◆ **Task prompt**:
Only the count is wanted here: how many lines of the entries hold the string "Capturas"?

◆ **Data**:
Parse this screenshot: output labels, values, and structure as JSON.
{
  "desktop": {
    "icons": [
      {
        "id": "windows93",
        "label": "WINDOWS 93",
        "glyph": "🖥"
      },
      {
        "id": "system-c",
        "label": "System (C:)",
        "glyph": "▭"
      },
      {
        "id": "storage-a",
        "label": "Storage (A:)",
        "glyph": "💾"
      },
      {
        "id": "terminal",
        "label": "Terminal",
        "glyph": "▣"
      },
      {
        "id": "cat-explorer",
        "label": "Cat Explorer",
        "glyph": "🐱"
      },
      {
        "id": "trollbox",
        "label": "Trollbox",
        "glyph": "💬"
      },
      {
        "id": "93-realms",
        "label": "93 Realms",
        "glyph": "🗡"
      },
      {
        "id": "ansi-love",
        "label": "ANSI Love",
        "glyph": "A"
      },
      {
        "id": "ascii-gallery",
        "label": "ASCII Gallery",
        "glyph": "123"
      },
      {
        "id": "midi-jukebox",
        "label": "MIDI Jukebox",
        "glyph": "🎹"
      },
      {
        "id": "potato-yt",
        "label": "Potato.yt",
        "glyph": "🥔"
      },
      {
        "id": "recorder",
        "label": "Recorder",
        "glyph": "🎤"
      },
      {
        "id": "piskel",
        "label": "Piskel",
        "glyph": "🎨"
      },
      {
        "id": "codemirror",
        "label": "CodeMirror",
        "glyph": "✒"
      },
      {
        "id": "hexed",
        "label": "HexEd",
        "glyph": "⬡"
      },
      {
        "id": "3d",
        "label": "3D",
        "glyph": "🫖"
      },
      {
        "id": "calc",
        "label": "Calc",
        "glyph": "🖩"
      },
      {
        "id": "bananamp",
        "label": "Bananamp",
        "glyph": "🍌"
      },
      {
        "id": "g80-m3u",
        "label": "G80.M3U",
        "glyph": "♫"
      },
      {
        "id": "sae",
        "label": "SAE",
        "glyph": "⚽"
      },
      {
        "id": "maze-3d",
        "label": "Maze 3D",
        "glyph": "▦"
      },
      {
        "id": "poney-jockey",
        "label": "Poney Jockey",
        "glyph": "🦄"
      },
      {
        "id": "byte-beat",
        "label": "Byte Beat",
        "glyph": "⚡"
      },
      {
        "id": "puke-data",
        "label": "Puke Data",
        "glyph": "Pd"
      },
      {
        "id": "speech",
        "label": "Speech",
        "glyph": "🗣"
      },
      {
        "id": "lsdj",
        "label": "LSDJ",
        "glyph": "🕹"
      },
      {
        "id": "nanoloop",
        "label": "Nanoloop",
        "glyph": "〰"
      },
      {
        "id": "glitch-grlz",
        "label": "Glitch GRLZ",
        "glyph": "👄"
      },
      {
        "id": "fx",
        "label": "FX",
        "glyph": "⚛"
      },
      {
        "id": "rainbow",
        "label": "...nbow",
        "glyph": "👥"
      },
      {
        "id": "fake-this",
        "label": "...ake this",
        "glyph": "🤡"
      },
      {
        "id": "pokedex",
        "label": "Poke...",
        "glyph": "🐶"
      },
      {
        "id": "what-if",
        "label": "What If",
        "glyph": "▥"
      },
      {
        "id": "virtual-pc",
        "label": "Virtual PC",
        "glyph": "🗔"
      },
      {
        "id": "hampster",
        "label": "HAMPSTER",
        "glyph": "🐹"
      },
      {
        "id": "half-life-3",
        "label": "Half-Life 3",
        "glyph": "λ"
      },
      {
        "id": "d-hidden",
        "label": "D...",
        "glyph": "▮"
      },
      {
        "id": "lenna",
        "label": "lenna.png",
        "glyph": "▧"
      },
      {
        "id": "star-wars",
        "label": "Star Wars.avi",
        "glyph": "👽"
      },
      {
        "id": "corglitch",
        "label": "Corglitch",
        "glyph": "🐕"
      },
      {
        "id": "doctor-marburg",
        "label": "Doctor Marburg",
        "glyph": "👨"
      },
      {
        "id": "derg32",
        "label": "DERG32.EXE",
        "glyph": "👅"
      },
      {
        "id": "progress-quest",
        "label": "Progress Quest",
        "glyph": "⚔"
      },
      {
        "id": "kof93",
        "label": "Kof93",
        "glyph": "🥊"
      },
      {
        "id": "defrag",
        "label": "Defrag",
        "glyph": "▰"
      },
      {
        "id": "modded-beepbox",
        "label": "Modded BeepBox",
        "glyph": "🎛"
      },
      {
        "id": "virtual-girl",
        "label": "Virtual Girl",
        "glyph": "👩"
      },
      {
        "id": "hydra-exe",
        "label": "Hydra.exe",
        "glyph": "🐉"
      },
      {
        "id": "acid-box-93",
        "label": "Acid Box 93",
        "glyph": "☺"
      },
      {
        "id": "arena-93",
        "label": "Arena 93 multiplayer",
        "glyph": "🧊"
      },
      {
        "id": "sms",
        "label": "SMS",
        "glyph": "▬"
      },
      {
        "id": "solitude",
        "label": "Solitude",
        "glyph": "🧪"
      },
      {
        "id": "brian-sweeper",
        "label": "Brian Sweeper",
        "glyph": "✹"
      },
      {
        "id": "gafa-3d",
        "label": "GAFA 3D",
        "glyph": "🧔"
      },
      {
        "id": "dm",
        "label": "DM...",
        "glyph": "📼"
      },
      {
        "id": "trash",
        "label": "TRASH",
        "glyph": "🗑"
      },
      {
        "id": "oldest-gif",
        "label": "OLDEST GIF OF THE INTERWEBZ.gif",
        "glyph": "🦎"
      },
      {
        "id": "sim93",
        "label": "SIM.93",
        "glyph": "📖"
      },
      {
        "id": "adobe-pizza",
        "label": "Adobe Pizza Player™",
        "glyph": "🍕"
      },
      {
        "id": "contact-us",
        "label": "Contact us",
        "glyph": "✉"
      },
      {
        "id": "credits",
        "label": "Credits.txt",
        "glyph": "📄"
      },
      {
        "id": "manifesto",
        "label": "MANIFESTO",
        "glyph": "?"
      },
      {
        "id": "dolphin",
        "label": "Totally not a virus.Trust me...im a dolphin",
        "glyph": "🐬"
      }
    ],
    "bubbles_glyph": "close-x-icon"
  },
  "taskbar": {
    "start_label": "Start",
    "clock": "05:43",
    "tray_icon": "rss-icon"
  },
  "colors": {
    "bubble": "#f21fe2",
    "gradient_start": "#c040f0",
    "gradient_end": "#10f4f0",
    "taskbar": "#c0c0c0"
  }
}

---

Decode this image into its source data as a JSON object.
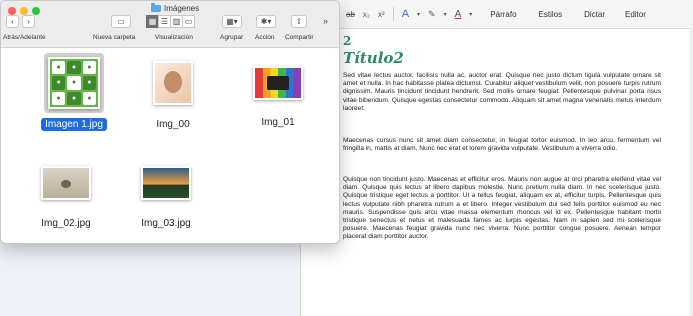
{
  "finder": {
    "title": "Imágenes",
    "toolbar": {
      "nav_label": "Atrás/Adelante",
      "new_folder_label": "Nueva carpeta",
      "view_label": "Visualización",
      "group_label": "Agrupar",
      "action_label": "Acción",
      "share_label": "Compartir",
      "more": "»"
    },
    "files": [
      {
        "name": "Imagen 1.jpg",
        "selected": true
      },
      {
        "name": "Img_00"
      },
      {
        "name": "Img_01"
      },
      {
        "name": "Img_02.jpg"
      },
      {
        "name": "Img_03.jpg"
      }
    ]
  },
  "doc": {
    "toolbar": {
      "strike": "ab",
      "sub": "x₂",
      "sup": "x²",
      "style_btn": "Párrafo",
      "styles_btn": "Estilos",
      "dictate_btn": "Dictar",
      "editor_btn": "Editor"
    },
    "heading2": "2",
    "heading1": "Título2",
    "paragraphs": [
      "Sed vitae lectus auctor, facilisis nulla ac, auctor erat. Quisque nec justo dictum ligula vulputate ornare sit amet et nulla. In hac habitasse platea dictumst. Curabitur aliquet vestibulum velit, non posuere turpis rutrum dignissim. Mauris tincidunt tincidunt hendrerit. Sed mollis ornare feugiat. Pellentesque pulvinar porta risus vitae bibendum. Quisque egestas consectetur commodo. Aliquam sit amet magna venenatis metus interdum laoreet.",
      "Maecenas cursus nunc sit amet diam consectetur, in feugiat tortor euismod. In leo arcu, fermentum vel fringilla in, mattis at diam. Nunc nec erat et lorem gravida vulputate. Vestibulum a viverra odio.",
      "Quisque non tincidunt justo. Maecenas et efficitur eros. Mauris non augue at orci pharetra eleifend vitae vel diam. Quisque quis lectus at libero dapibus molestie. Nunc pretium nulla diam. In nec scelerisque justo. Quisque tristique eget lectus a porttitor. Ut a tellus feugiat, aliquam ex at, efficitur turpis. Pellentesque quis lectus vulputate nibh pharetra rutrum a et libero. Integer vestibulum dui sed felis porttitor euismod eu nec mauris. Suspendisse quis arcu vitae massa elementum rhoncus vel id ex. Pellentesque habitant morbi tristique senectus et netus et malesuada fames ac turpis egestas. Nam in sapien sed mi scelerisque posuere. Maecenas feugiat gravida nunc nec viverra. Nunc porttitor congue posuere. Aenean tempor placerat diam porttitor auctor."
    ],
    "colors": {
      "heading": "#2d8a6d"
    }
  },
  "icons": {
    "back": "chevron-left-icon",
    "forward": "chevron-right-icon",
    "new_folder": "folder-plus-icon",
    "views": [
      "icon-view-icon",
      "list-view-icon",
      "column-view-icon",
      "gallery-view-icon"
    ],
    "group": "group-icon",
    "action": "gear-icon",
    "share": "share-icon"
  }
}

...

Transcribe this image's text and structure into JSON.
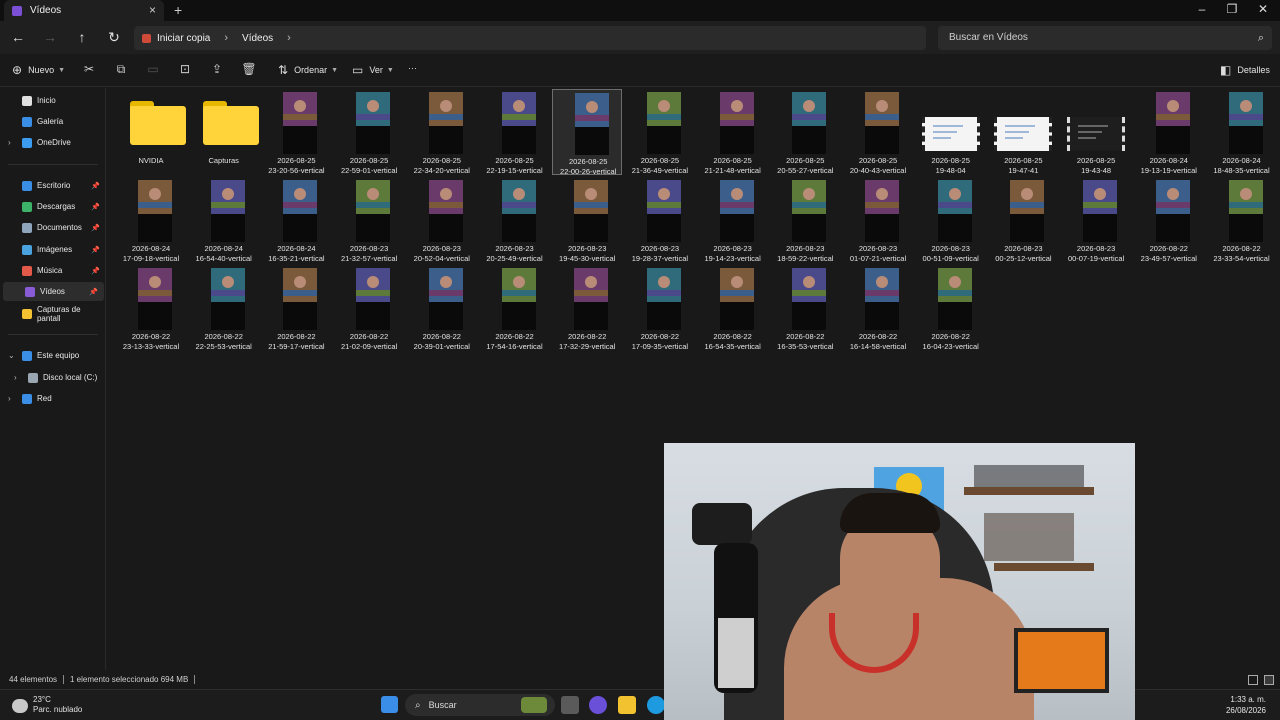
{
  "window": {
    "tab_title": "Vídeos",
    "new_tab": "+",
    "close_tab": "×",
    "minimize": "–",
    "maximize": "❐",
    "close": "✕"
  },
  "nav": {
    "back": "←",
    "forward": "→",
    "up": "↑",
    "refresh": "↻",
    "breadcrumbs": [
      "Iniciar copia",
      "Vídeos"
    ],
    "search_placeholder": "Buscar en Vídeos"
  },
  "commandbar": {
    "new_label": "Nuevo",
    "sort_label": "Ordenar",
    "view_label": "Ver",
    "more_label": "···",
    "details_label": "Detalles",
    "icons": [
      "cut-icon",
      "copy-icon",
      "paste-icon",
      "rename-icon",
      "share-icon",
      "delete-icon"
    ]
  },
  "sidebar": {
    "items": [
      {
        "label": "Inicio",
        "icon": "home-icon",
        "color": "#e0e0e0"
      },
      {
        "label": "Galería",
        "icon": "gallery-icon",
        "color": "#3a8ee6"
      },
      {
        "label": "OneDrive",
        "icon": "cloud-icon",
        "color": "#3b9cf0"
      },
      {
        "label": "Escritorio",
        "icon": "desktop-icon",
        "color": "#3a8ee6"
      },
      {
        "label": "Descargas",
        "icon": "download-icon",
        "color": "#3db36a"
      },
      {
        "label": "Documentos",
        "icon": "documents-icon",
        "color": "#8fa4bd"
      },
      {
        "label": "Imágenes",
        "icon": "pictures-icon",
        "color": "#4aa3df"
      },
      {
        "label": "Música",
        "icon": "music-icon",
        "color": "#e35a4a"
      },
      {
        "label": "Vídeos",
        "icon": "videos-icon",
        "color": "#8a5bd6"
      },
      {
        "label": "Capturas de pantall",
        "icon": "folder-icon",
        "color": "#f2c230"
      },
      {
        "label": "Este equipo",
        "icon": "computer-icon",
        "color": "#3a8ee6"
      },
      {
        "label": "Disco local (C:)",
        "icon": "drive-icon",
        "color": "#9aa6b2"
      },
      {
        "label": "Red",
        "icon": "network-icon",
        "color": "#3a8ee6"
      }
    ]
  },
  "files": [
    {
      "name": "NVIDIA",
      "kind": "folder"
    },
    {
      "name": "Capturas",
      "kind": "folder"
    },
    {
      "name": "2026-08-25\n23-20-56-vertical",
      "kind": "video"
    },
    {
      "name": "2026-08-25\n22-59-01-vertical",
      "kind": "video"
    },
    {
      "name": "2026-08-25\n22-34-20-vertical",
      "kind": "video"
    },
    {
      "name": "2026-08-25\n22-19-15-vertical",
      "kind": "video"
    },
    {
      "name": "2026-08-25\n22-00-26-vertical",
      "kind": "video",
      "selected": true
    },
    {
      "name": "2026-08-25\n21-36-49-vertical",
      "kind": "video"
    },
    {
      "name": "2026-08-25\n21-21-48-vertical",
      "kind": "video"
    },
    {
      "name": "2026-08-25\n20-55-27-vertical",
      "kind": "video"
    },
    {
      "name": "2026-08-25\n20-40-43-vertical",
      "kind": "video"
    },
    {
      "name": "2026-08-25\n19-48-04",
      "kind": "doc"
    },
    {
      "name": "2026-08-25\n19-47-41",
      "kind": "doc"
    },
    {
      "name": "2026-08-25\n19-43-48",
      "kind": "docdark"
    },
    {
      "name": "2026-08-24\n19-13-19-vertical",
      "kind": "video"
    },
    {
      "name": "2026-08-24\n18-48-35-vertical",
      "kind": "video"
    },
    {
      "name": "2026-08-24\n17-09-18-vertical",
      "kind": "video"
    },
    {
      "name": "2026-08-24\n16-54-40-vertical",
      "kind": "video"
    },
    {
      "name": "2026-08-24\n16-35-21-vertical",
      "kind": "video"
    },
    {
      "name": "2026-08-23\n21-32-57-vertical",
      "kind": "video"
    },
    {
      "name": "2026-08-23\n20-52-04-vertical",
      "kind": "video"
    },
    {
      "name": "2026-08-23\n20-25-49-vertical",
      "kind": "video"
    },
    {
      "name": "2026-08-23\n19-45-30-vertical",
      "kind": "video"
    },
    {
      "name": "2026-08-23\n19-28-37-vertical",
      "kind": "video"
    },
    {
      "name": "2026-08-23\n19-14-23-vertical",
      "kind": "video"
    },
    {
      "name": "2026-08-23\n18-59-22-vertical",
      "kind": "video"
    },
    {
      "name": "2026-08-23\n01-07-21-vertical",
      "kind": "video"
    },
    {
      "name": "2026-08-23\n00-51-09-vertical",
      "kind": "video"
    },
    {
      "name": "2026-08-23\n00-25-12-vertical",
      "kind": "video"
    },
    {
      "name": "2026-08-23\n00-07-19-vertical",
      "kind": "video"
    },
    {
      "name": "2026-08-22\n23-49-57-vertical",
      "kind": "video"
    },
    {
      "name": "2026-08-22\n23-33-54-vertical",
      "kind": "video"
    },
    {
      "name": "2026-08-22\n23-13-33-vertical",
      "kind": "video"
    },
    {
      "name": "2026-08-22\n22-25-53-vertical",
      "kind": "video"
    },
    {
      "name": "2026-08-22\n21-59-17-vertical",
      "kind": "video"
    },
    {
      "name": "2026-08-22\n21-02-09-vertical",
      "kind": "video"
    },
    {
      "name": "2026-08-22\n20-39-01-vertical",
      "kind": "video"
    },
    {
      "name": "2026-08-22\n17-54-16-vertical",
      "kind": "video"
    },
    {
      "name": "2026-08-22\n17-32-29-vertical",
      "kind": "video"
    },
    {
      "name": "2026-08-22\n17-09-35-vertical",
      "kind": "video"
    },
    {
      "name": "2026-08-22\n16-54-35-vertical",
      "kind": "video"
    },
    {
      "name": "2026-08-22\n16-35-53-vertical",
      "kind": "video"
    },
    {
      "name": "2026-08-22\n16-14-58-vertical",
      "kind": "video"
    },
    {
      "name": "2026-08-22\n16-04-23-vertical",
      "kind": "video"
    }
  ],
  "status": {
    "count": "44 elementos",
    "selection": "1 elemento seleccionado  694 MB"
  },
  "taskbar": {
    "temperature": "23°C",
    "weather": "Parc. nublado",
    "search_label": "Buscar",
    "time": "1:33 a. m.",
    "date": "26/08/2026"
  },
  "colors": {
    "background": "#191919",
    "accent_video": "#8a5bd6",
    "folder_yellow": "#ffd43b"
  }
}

◆ **The answer**:
2